Set task A: In the passage on the McDonnell v. United States ruling below, list the actions by an elected official that the opinion says do not cross the line.

:: Text segment ::

Ruling broadly (but not finally) in favor of a convicted ex-governor’s legal argument, even while denouncing his personal behavior and that of his wife as “tawdry,” a unanimous Supreme Court on Monday made it much harder for federal prosecutors to prove charges of public corruption against elected officials.  The decision in McDonnell v. United States appears to lift a heavy legal cloud from routine political favors, even if done in return for cash, loans or gifts.

Nullifying the prior guilty verdict (and two-year prison sentence) of former Virginia Governor Robert F. McDonnell, the Court ordered lower courts to reconsider whether the government’s evidence of corruption is strong enough to try him again.  If not, the charges against him must be dismissed, according to the ruling.

The legal victory did not come with a laundering of the public reputation of the former governor, once a rising political start in the Republican Party.   Chief Justice John G. Roberts, Jr., concluded the eight-to-zero opinion with these thoughts — applicable as much to the governor’s wife, whose conviction is still awaiting the outcome of a separate appeal: “There is no doubt that this case is distasteful; it may be worse than that.”

Chief Justice Roberts with opinion in McDonnell v. US

Chief Justice Roberts with opinion in McDonnell v. US (Art Lien)

However, the Chief Justice, reciting some of the more vivid items of inducements for the governor or his wife from a favor-seeking Virginia businessman,  said the case was not about “tawdry tales of Ferraris, Rolexes, and ball gowns.”  Rather, he wrote, the Court’s concern is “with the broader legal implications of the government’s boundless interpretation of the federal bribery statute.”

The government, the opinion noted, retains under the Court’s new interpretation of corruption “ample room” for prosecution of elected officials who are charged with taking money and gifts for performing some “official act.”  The decision explicitly refused the ex-governor’s plea to strike down, as too vague, the basic bribery and extortion laws under which he  was convicted.  But by a sharp cutback of what kind of “official act” will be treated as corrupt when done in return for money or gifts, the new ruling poses a major challenge to prosecutors seeking to police official misconduct.

Federal prosecutors had successfully argued, at McDonnell’s trial and in reaction to his appeal, that doing an “official act” in return for gratuities meant “nearly any activity by a public official.”

Insisting that such a sweeping interpretation not only did not square with the text of the criminal laws at issue, but also raised constitutional questions, the Court took several paragraphs to spell out what is, or is not, the kind of “official act” that will expose an official to charges of corruption.

First, the Court said that the kind of government activity that had to be involved was something akin to a lawsuit, a court proceeding, or some other explicit official activity.  Holding a typical meeting, making a call, or arranging an event, when done by an elected official, does not cross the line, the opinion declared.  The matter that a constituent seeks to have influenced by the official, the opinion said, must be an agency proceeding that is “specific and focused.”

:::

Set task B: Gather every line of the listing that contains the word "vaccination", matching case exactly.

:: Materials provided ::

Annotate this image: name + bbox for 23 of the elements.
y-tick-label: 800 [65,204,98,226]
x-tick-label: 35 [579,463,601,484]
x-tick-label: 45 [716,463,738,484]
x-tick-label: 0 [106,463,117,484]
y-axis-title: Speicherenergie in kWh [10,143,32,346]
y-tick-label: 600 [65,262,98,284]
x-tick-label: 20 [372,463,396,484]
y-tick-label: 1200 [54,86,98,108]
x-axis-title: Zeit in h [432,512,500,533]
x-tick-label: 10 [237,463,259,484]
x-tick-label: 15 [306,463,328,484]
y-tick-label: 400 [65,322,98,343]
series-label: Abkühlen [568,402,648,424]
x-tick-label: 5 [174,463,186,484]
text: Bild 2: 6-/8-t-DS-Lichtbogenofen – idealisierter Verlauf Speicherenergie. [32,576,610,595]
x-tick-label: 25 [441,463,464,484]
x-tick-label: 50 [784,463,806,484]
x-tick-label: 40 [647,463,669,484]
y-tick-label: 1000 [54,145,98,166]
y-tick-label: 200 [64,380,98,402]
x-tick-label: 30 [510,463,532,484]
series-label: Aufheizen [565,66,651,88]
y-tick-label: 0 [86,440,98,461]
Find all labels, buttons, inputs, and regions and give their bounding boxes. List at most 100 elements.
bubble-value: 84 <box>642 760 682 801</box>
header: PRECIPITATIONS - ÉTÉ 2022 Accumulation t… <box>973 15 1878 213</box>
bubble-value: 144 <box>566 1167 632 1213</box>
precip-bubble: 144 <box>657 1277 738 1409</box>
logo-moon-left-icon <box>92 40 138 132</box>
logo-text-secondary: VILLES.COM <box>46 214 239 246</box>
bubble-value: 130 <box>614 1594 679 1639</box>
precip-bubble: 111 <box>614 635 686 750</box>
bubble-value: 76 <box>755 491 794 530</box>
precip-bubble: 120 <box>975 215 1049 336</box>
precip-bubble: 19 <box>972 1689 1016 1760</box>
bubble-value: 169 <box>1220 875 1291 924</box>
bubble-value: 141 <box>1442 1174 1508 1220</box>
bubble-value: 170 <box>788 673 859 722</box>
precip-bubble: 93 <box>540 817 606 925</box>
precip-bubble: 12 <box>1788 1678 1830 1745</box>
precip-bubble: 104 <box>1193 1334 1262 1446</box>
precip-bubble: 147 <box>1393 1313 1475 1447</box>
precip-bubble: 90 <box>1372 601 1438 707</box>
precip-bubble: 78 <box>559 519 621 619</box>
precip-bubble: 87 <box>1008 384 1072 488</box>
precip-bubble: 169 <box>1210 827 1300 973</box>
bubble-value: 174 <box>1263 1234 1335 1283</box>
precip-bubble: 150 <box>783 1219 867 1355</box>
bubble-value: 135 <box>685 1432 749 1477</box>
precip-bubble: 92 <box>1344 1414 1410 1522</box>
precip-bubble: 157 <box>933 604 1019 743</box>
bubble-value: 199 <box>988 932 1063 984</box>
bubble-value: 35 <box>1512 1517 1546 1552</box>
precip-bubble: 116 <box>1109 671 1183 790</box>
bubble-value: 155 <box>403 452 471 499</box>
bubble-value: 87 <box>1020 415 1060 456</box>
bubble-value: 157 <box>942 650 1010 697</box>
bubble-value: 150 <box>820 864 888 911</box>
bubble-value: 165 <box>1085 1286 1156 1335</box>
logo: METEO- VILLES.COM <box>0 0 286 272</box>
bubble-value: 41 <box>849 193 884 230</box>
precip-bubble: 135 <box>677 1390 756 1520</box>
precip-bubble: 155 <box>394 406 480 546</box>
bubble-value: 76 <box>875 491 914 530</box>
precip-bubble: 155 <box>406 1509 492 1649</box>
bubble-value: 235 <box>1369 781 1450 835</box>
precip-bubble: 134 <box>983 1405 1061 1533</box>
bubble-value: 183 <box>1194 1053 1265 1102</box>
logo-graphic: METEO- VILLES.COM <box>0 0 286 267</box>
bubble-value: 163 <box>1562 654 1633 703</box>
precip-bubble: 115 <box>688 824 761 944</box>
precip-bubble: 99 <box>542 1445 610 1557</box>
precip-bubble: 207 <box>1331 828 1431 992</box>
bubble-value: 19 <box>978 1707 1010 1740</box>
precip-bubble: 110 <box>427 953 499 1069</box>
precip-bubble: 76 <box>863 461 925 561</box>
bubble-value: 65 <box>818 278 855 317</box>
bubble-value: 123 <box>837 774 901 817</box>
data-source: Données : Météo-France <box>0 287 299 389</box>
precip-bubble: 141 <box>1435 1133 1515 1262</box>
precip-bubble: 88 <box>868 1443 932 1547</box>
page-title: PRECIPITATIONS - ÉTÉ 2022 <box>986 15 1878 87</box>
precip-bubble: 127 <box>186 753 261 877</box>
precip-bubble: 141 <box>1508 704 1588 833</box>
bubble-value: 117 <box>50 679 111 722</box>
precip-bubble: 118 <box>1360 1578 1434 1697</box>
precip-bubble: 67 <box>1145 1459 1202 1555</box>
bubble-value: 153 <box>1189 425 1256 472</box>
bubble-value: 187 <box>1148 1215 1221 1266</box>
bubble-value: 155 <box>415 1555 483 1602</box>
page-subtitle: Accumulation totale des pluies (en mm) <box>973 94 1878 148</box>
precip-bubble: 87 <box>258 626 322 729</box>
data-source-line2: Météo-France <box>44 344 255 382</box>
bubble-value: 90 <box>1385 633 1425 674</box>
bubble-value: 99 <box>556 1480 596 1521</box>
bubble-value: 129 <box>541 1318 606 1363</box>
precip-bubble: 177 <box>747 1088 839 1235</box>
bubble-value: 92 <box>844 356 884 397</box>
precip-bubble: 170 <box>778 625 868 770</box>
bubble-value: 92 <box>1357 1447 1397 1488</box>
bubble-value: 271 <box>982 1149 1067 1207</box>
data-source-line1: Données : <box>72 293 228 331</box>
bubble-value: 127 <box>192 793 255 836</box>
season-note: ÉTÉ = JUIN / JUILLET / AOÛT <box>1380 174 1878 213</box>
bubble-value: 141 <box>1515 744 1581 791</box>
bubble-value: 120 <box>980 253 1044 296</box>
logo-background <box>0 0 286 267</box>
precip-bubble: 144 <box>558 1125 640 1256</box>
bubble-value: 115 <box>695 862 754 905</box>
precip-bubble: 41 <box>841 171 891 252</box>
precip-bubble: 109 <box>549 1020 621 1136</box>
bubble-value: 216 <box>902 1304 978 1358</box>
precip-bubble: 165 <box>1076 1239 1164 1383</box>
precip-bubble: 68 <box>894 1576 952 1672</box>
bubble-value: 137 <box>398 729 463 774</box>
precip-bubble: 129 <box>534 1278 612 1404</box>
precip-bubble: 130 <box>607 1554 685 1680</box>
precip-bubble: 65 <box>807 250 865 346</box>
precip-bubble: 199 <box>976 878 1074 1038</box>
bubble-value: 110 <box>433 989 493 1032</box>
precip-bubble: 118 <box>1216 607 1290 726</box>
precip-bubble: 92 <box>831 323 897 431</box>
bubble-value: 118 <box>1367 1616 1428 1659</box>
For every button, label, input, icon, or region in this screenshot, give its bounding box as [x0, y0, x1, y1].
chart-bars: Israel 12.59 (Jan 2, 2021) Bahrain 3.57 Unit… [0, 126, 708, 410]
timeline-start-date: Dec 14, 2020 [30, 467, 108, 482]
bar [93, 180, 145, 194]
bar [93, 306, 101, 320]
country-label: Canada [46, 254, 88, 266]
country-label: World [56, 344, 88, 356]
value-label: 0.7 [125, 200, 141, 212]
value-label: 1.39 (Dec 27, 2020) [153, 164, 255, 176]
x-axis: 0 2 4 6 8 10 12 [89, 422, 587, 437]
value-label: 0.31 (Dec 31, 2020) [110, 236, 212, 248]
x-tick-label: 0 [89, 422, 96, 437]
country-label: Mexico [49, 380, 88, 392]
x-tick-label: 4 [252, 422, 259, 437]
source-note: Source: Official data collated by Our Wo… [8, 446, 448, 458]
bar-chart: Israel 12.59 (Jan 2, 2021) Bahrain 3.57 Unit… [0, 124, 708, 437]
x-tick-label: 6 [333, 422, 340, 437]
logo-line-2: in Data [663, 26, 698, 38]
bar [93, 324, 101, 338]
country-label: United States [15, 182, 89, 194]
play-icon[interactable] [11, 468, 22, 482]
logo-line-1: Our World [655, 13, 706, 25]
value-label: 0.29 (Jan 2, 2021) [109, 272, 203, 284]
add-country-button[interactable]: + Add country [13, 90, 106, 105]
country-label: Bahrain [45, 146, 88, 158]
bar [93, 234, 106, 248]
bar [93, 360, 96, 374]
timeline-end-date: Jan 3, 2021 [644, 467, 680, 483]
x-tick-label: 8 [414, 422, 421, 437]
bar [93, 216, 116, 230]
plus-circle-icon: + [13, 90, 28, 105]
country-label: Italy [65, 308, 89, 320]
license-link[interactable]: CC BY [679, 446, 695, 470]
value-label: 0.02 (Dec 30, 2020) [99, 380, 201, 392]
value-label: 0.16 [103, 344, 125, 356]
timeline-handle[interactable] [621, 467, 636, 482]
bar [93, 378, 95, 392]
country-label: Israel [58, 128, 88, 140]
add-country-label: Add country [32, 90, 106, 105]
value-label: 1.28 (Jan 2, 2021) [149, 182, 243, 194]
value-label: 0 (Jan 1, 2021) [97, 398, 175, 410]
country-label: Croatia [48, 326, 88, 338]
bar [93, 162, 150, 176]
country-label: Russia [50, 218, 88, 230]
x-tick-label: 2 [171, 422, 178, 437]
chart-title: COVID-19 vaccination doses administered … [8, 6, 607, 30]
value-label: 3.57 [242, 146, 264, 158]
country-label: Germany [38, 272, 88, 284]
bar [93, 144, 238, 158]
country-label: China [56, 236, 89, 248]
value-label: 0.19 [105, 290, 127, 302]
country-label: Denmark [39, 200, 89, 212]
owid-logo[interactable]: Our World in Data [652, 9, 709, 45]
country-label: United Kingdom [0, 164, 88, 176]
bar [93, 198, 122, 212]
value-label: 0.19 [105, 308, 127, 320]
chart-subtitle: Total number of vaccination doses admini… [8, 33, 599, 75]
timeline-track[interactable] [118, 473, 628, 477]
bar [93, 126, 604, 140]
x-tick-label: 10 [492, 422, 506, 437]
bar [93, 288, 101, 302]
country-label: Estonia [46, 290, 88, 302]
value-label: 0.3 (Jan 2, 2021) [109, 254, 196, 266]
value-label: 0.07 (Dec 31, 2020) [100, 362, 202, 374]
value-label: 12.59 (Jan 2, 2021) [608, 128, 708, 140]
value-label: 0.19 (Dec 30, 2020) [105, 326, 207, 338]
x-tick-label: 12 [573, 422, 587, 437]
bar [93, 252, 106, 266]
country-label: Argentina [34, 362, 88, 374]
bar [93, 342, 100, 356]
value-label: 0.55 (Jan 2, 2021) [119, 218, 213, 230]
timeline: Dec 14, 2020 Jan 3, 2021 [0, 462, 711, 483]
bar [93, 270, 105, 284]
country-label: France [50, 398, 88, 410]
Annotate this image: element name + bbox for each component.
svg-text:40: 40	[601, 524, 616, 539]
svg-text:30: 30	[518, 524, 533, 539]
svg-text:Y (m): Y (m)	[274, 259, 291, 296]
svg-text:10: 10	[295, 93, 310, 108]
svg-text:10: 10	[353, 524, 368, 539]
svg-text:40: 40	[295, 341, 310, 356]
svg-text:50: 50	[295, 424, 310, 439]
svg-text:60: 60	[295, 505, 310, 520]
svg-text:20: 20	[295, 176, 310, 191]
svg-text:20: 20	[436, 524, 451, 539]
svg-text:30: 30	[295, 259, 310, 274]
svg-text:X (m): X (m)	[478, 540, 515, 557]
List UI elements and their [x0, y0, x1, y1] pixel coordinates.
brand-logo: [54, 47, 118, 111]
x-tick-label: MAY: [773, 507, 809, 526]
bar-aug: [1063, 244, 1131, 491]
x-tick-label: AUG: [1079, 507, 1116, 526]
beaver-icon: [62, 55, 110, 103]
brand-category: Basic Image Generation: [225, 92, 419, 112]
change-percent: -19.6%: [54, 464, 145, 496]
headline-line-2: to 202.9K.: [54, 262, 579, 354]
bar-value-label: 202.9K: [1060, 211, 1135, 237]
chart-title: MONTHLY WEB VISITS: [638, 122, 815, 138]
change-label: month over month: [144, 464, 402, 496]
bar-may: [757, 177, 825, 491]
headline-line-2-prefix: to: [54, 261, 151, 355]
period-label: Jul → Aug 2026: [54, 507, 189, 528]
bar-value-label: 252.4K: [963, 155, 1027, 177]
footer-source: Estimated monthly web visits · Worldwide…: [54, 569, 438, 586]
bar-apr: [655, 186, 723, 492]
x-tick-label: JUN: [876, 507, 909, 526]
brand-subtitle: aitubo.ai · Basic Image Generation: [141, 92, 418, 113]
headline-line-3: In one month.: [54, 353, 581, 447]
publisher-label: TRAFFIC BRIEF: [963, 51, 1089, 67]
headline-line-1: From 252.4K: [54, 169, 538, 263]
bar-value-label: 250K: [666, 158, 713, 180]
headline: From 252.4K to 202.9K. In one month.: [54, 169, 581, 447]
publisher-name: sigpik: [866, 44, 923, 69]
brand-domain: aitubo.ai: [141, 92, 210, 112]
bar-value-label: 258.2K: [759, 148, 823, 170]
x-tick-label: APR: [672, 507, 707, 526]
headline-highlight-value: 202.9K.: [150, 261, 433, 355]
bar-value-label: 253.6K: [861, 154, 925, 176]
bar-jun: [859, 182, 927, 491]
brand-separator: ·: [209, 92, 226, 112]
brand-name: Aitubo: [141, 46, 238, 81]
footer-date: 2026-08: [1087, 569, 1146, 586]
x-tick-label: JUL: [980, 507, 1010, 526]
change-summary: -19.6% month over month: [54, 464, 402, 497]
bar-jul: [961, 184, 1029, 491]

:::

Exercise answer A:
- Holding a typical meeting
- Making a call
- Arranging an event

Exercise answer B:
chart-title: COVID-19 vaccination doses administered … [8, 6, 607, 30]
chart-subtitle: Total number of vaccination doses admini… [8, 33, 599, 75]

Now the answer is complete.